God will often see to it that we are treated the same way we treat others.

Jacob was a talented young man with great ability, but he had a serious fault: As a young man, he would lie, connive, and scheme to get his own way, without a thought for other people's feelings. He deceived his father Isaac into blessing him, instead of his brother Esau, with the birthright, an incident that split the family and caused much suffering and ill will, as Genesis 27 records.

God, of course, fully intended Jacob to have the birthright and could have worked it out in a way in which nobody got hurt. But this was not the first time that Jacob had used shrewdness to get his own way. Earlier, when Esau was about to collapse from lack of nourishment, Jacob gave Esau bread, a stew of lentils, and a drink in exchange for his birthright. Jacob had a secret sin and needed to be taught a lesson. He could not look at himself and see that he had this sin. He probably looked at himself as many today in business look at themselves; he probably thought he was being clever and wise.

▸ **INSTRUCTIONS**
(1) Could you quote, word for word, the part of the passage about Jacob that opens with the words containing "God, of course, fully" and closes with "clever and wise."?
(2) How might the passage about Jacob's scheming go on? Write what comes next after its last sentence.
The material after the passage about Jacob comes from a different source.

▸ **Recorded data**
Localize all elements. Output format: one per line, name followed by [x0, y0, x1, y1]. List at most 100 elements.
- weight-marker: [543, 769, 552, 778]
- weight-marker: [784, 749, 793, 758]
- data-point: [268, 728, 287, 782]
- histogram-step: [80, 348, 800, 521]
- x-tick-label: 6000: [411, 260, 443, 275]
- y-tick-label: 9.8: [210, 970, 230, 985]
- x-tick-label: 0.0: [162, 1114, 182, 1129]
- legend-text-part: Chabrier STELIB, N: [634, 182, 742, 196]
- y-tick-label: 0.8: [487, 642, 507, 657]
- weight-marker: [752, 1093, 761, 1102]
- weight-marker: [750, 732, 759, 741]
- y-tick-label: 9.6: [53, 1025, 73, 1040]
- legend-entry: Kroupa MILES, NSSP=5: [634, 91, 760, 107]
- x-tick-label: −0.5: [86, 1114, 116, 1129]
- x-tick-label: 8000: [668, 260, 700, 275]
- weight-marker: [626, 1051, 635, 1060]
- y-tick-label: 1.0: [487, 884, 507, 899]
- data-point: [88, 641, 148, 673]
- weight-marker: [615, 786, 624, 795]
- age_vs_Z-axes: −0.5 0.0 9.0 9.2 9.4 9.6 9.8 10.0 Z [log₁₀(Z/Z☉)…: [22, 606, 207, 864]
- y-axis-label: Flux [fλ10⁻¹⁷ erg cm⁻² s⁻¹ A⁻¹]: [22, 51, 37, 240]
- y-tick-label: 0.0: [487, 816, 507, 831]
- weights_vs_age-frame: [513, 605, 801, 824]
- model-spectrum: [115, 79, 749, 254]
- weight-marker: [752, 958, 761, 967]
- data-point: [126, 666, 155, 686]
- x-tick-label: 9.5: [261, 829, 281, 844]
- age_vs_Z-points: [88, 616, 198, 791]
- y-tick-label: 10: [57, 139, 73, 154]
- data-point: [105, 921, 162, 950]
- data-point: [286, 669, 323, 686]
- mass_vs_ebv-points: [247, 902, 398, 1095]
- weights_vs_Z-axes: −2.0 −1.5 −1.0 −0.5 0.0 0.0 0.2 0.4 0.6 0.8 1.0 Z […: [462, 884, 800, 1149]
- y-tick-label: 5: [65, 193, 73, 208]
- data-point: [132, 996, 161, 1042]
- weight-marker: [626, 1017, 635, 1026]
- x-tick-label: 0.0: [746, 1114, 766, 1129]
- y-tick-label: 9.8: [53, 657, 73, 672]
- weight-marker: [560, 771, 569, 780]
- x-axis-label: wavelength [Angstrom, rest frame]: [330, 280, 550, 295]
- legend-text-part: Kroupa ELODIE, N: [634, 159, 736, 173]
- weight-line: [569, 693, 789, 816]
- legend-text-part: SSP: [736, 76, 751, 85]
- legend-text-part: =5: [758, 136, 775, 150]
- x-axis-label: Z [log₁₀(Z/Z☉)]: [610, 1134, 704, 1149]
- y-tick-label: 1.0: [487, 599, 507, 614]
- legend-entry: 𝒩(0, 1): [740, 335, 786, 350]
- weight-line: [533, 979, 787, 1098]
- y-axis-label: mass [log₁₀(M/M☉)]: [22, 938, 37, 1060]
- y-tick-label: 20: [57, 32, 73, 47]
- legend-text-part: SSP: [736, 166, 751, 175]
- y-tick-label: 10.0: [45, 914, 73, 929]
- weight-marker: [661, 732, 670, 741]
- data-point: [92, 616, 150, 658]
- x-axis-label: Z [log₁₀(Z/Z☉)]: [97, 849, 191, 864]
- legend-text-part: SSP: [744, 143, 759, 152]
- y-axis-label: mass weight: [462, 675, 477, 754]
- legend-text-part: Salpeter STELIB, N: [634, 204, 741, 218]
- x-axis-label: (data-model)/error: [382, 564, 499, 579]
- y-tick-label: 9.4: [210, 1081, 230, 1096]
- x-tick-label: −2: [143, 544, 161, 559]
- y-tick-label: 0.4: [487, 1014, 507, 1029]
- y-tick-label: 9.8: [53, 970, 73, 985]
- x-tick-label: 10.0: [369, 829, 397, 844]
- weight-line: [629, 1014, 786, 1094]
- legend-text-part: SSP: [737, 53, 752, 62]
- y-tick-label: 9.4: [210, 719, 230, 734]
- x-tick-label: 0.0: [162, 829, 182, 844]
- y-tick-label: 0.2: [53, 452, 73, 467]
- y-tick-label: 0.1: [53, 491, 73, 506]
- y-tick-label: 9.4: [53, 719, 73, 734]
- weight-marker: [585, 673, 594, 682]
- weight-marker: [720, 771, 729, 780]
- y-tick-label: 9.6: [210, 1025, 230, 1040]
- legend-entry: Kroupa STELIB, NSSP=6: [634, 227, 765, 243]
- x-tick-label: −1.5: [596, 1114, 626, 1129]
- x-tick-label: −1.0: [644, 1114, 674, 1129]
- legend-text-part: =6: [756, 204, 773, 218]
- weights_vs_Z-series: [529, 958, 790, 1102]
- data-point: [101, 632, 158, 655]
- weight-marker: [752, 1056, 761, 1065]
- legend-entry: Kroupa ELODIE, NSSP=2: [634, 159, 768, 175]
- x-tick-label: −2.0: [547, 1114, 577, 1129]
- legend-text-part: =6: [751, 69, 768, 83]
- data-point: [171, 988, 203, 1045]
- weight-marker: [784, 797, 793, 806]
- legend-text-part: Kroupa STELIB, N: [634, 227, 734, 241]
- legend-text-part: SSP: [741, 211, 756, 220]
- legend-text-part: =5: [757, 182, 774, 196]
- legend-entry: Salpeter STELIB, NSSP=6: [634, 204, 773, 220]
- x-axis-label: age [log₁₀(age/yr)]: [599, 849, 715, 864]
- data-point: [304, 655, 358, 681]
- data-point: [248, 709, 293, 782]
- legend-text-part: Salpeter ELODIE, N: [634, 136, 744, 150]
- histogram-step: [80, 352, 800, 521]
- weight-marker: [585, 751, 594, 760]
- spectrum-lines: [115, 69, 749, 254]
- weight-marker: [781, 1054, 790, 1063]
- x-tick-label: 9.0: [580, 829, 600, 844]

▸ **TASK ANSWERS**
(1)
God, of course, fully intended Jacob to have the birthright and could have worked it out in a way in which nobody got hurt. But this was not the first time that Jacob had used shrewdness to get his own way. Earlier, when Esau was about to collapse from lack of nourishment, Jacob gave Esau bread, a stew of lentils, and a drink in exchange for his birthright. Jacob had a secret sin and needed to be taught a lesson. He could not look at himself and see that he had this sin. He probably looked at himself as many today in business look at themselves; he probably thought he was being clever and wise.

(2)
During the next few years, Jacob reaped what he had sowed. His employer and future father-in-law, Laban, tricked him out of his wages and the wife for whom he had labored seven years. In addition, toward the end of his life, Jacob was also deceived by the use of a dead goat, just as he had deceived his father Isaac. Jacob's sons dipped Joseph's coat of many colors in the blood of a goat to convince their father that his favorite son, whom they had sold, was dead. Jacob spent many years in grief, deceived as he had deceived others.